■ Problem details: Going through the data below, copy out each line where the word "name" shows up.

■ Source data:
--- START ---

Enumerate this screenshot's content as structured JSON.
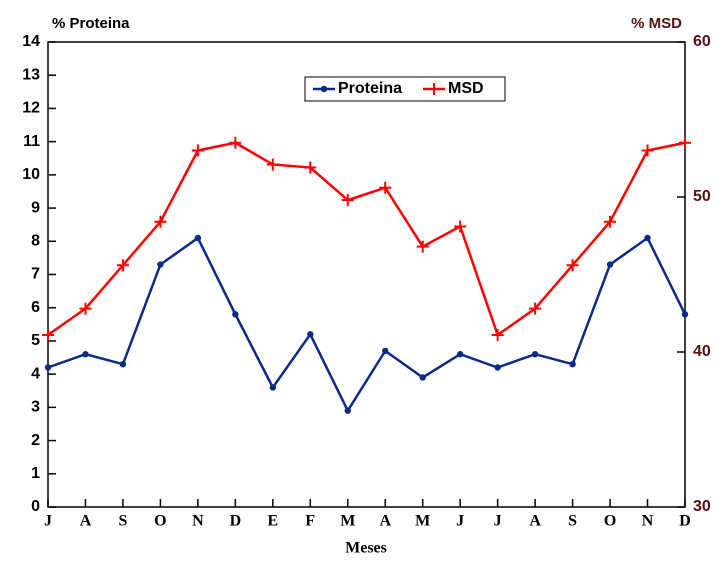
{
  "chart_data": {
    "type": "line",
    "y_label": "% Proteina",
    "y2_label": "% MSD",
    "x_label": "Meses",
    "categories": [
      "J",
      "A",
      "S",
      "O",
      "N",
      "D",
      "E",
      "F",
      "M",
      "A",
      "M",
      "J",
      "J",
      "A",
      "S",
      "O",
      "N",
      "D"
    ],
    "series": [
      {
        "name": "Proteina",
        "color": "#0a2a8a",
        "marker": "circle",
        "values": [
          4.2,
          4.6,
          4.3,
          7.3,
          8.1,
          5.8,
          3.6,
          5.2,
          2.9,
          4.7,
          3.9,
          4.6,
          4.2,
          4.6,
          4.3,
          7.3,
          8.1,
          5.8
        ]
      },
      {
        "name": "MSD",
        "color": "#ff0000",
        "marker": "plus",
        "axis": "y2",
        "values": [
          41.1,
          42.8,
          45.6,
          48.4,
          53.0,
          53.5,
          52.1,
          51.9,
          49.8,
          50.6,
          46.8,
          48.1,
          41.1,
          42.8,
          45.6,
          48.4,
          53.0,
          53.5
        ]
      }
    ],
    "ylim": [
      0,
      14
    ],
    "yticks": [
      0,
      1,
      2,
      3,
      4,
      5,
      6,
      7,
      8,
      9,
      10,
      11,
      12,
      13,
      14
    ],
    "y2lim": [
      30,
      60
    ],
    "y2ticks": [
      30,
      40,
      50,
      60
    ],
    "y2_color": "#5a1010",
    "legend": "top-center"
  }
}
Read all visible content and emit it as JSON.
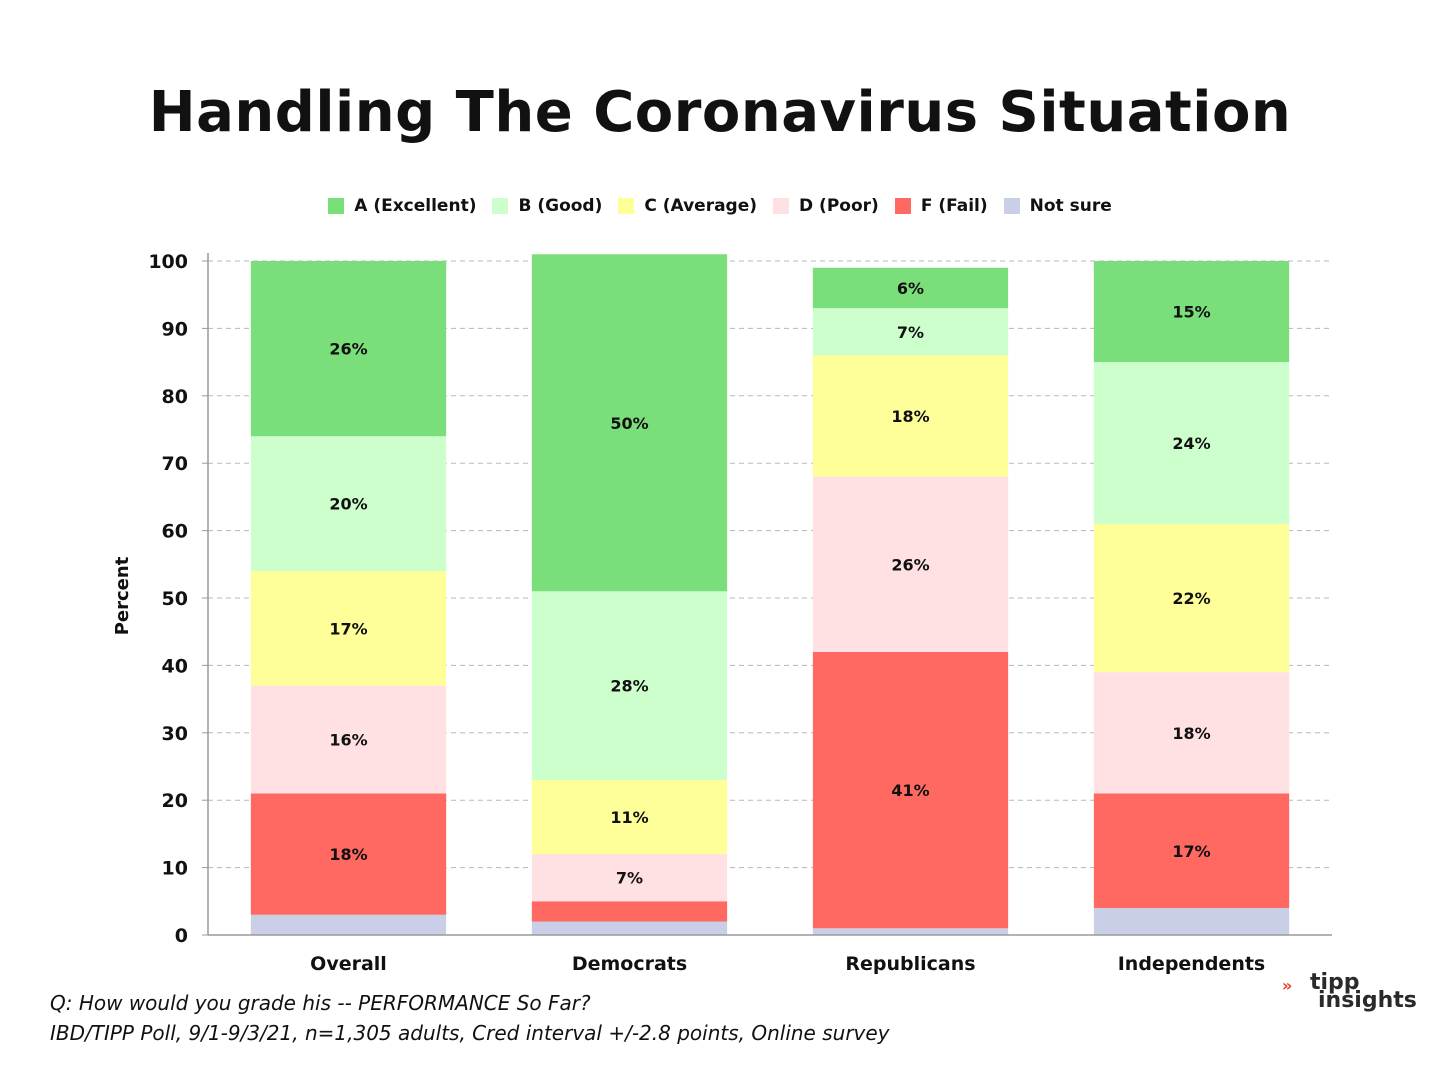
{
  "title": "Handling The Coronavirus Situation",
  "legend": [
    {
      "label": "A (Excellent)",
      "color": "#7ade7a"
    },
    {
      "label": "B (Good)",
      "color": "#ccffcc"
    },
    {
      "label": "C (Average)",
      "color": "#ffff99"
    },
    {
      "label": "D (Poor)",
      "color": "#ffe0e3"
    },
    {
      "label": "F (Fail)",
      "color": "#ff6961"
    },
    {
      "label": "Not sure",
      "color": "#c8cfe6"
    }
  ],
  "footnote": {
    "line1": "Q:  How would you grade his -- PERFORMANCE So Far?",
    "line2": "IBD/TIPP Poll, 9/1-9/3/21, n=1,305 adults, Cred interval +/-2.8 points, Online survey"
  },
  "brand": {
    "mark": "»",
    "line1": "tipp",
    "line2": "insights"
  },
  "chart_data": {
    "type": "bar",
    "stacked": true,
    "title": "Handling The Coronavirus Situation",
    "xlabel": "",
    "ylabel": "Percent",
    "ylim": [
      0,
      100
    ],
    "yticks": [
      0,
      10,
      20,
      30,
      40,
      50,
      60,
      70,
      80,
      90,
      100
    ],
    "grid": true,
    "legend_position": "top-center",
    "categories": [
      "Overall",
      "Democrats",
      "Republicans",
      "Independents"
    ],
    "series": [
      {
        "name": "Not sure",
        "color": "#c8cfe6",
        "values": [
          3,
          2,
          1,
          4
        ],
        "labels": [
          "",
          "",
          "",
          ""
        ]
      },
      {
        "name": "F (Fail)",
        "color": "#ff6961",
        "values": [
          18,
          3,
          41,
          17
        ],
        "labels": [
          "18%",
          "",
          "41%",
          "17%"
        ]
      },
      {
        "name": "D (Poor)",
        "color": "#ffe0e3",
        "values": [
          16,
          7,
          26,
          18
        ],
        "labels": [
          "16%",
          "7%",
          "26%",
          "18%"
        ]
      },
      {
        "name": "C (Average)",
        "color": "#ffff99",
        "values": [
          17,
          11,
          18,
          22
        ],
        "labels": [
          "17%",
          "11%",
          "18%",
          "22%"
        ]
      },
      {
        "name": "B (Good)",
        "color": "#ccffcc",
        "values": [
          20,
          28,
          7,
          24
        ],
        "labels": [
          "20%",
          "28%",
          "7%",
          "24%"
        ]
      },
      {
        "name": "A (Excellent)",
        "color": "#7ade7a",
        "values": [
          26,
          50,
          6,
          15
        ],
        "labels": [
          "26%",
          "50%",
          "6%",
          "15%"
        ]
      }
    ]
  }
}
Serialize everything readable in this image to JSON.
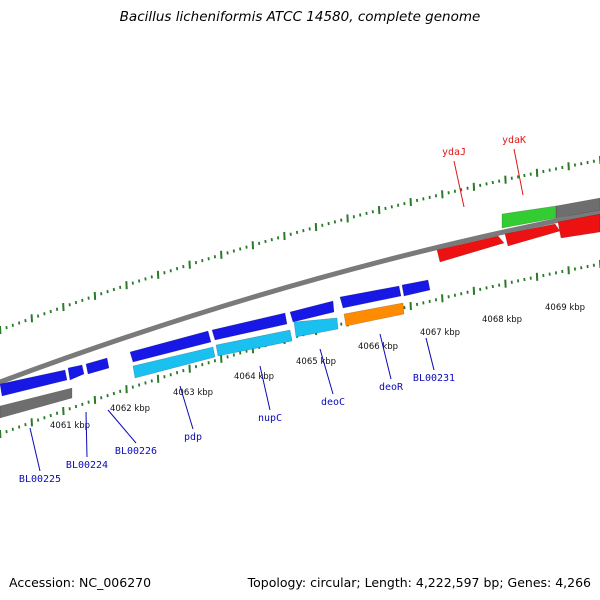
{
  "title": "Bacillus licheniformis ATCC 14580, complete genome",
  "footer": {
    "accession": "Accession: NC_006270",
    "summary": "Topology: circular; Length: 4,222,597 bp; Genes: 4,266"
  },
  "colors": {
    "backbone": "#7a7a7a",
    "cds": "#1717e6",
    "cds_light": "#19c0f0",
    "rna": "#ff8c00",
    "ruler": "#2a7a2a",
    "label_blue": "#0a0ab8",
    "label_red": "#e01818",
    "green_feature": "#33cc33",
    "gray_feature": "#6e6e6e",
    "red_feature": "#ee1111"
  },
  "ruler_labels": [
    "4061 kbp",
    "4062 kbp",
    "4063 kbp",
    "4064 kbp",
    "4065 kbp",
    "4066 kbp",
    "4067 kbp",
    "4068 kbp",
    "4069 kbp"
  ],
  "gene_labels": [
    {
      "text": "BL00225",
      "color": "blue"
    },
    {
      "text": "BL00224",
      "color": "blue"
    },
    {
      "text": "BL00226",
      "color": "blue"
    },
    {
      "text": "pdp",
      "color": "blue"
    },
    {
      "text": "nupC",
      "color": "blue"
    },
    {
      "text": "deoC",
      "color": "blue"
    },
    {
      "text": "deoR",
      "color": "blue"
    },
    {
      "text": "BL00231",
      "color": "blue"
    },
    {
      "text": "ydaJ",
      "color": "red"
    },
    {
      "text": "ydaK",
      "color": "red"
    }
  ]
}
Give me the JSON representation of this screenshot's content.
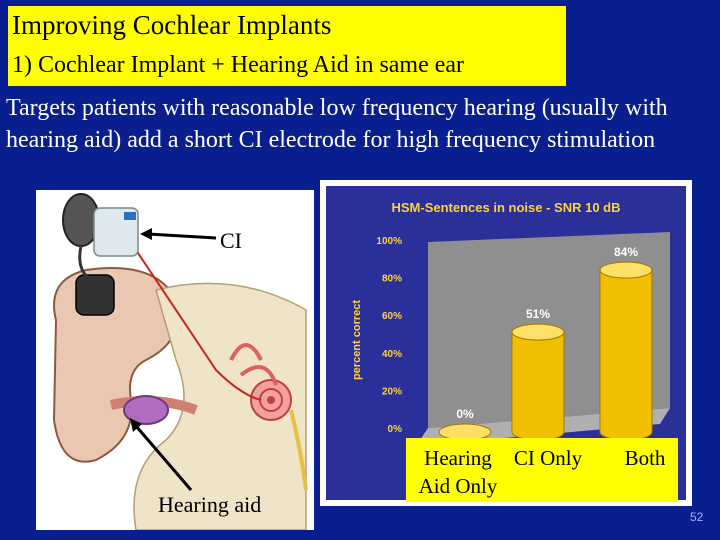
{
  "slide": {
    "title": "Improving Cochlear Implants",
    "subtitle": "1)  Cochlear Implant + Hearing Aid in same ear",
    "body": "Targets patients with reasonable low frequency hearing (usually with hearing aid)  add a short CI electrode for high frequency stimulation",
    "label_ci": "CI",
    "label_hearing_aid": "Hearing aid",
    "page_number": "52"
  },
  "chart_data": {
    "type": "bar",
    "title": "HSM-Sentences in noise - SNR 10 dB",
    "ylabel": "percent correct",
    "categories": [
      "Hearing Aid Only",
      "CI Only",
      "Both"
    ],
    "values": [
      0,
      51,
      84
    ],
    "value_labels": [
      "0%",
      "51%",
      "84%"
    ],
    "yticks": [
      "0%",
      "20%",
      "40%",
      "60%",
      "80%",
      "100%"
    ],
    "ylim": [
      0,
      100
    ],
    "bar_color": "#f0c000",
    "panel_color": "#2a2f9a"
  }
}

--- END ---

■ Answer for this exercise:
        "name": "Proteina",
        "name": "MSD",
        "name": "Not sure",
        "name": "F (Fail)",
        "name": "D (Poor)",
        "name": "C (Average)",
        "name": "B (Good)",
        "name": "A (Excellent)",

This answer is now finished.